## start Provided records

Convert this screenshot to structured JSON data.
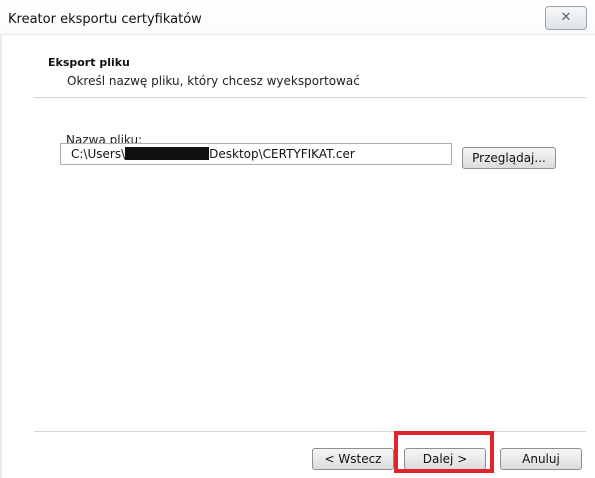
{
  "window": {
    "title": "Kreator eksportu certyfikatów",
    "close_icon": "close-icon"
  },
  "section": {
    "title": "Eksport pliku",
    "description": "Określ nazwę pliku, który chcesz wyeksportować"
  },
  "file": {
    "label": "Nazwa pliku:",
    "value_prefix": "C:\\Users\\",
    "value_suffix": "Desktop\\CERTYFIKAT.cer"
  },
  "buttons": {
    "browse": "Przeglądaj...",
    "back": "< Wstecz",
    "next": "Dalej >",
    "cancel": "Anuluj"
  },
  "colors": {
    "highlight": "#e0262d"
  }
}
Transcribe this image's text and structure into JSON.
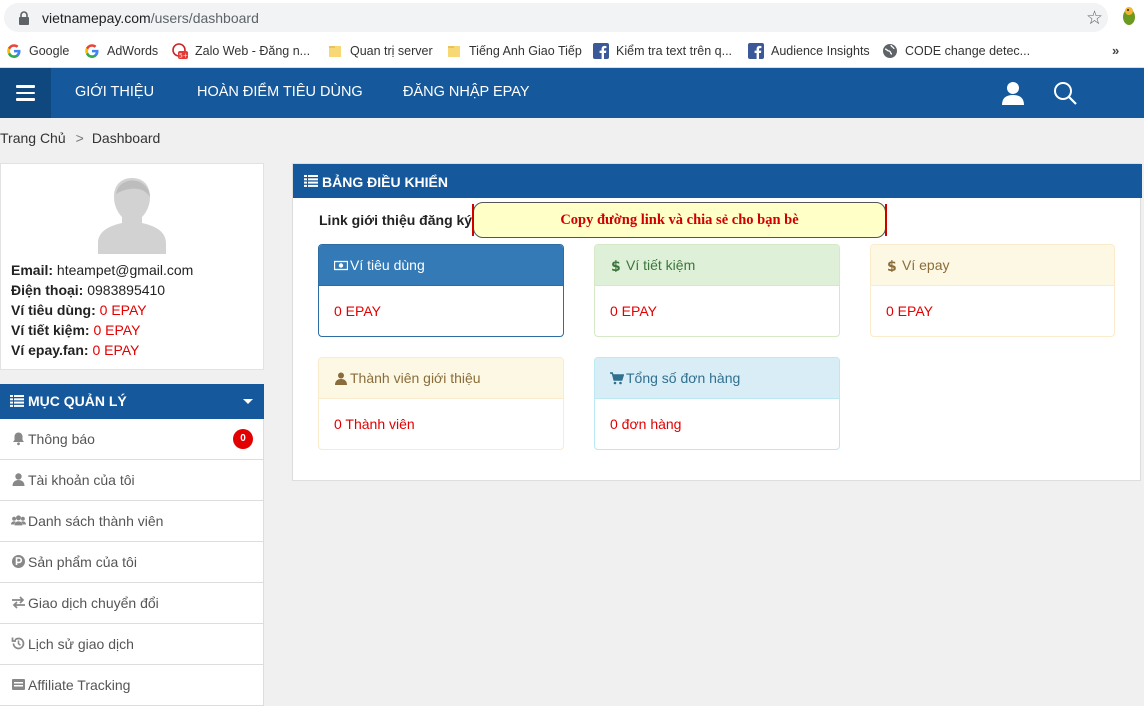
{
  "browser": {
    "url_host": "vietnamepay.com",
    "url_path": "/users/dashboard",
    "bookmarks": [
      {
        "label": "Google",
        "icon": "google-icon"
      },
      {
        "label": "AdWords",
        "icon": "google-icon"
      },
      {
        "label": "Zalo Web - Đăng n...",
        "icon": "zalo-icon"
      },
      {
        "label": "Quan trị server",
        "icon": "folder-icon"
      },
      {
        "label": "Tiếng Anh Giao Tiếp",
        "icon": "folder-icon"
      },
      {
        "label": "Kiểm tra text trên q...",
        "icon": "facebook-icon"
      },
      {
        "label": "Audience Insights",
        "icon": "facebook-icon"
      },
      {
        "label": "CODE change detec...",
        "icon": "globe-icon"
      }
    ],
    "more_label": "»"
  },
  "nav": {
    "links": [
      "GIỚI THIỆU",
      "HOÀN ĐIỂM TIÊU DÙNG",
      "ĐĂNG NHẬP EPAY"
    ]
  },
  "breadcrumb": {
    "home": "Trang Chủ",
    "sep": ">",
    "current": "Dashboard"
  },
  "profile": {
    "email_label": "Email:",
    "email": "hteampet@gmail.com",
    "phone_label": "Điện thoại:",
    "phone": "0983895410",
    "wallet_spend_label": "Ví tiêu dùng:",
    "wallet_spend": "0 EPAY",
    "wallet_save_label": "Ví tiết kiệm:",
    "wallet_save": "0 EPAY",
    "wallet_fan_label": "Ví epay.fan:",
    "wallet_fan": "0 EPAY"
  },
  "menu": {
    "title": "MỤC QUẢN LÝ",
    "items": [
      {
        "label": "Thông báo",
        "icon": "bell-icon",
        "badge": "0"
      },
      {
        "label": "Tài khoản của tôi",
        "icon": "user-icon"
      },
      {
        "label": "Danh sách thành viên",
        "icon": "users-icon"
      },
      {
        "label": "Sản phẩm của tôi",
        "icon": "product-p-icon"
      },
      {
        "label": "Giao dịch chuyển đổi",
        "icon": "exchange-icon"
      },
      {
        "label": "Lịch sử giao dịch",
        "icon": "history-icon"
      },
      {
        "label": "Affiliate Tracking",
        "icon": "tracking-icon"
      }
    ]
  },
  "dashboard": {
    "title": "BẢNG ĐIỀU KHIỂN",
    "ref_label": "Link giới thiệu đăng ký",
    "copy_button": "Copy đường link và chia sẻ cho bạn bè",
    "cards": [
      {
        "title": "Ví tiêu dùng",
        "value": "0 EPAY",
        "icon": "money-icon",
        "style": "primary",
        "color": "#337ab7"
      },
      {
        "title": "Ví tiết kiệm",
        "value": "0 EPAY",
        "icon": "dollar-icon",
        "style": "success",
        "color": "#dff0d8"
      },
      {
        "title": "Ví epay",
        "value": "0 EPAY",
        "icon": "dollar-icon",
        "style": "warning",
        "color": "#fcf8e3"
      },
      {
        "title": "Thành viên giới thiệu",
        "value": "0 Thành viên",
        "icon": "user-icon",
        "style": "warning",
        "color": "#fcf8e3"
      },
      {
        "title": "Tổng số đơn hàng",
        "value": "0 đơn hàng",
        "icon": "cart-icon",
        "style": "info",
        "color": "#d9edf7"
      }
    ]
  },
  "colors": {
    "brand_blue": "#15589b",
    "value_red": "#e30000",
    "copy_bg": "#ffffc8"
  }
}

## end Provided records

### [Goal]
Work out how many lines of the listing above include "style". Answer with the number and nothing more.

### [Output for this exercise]
5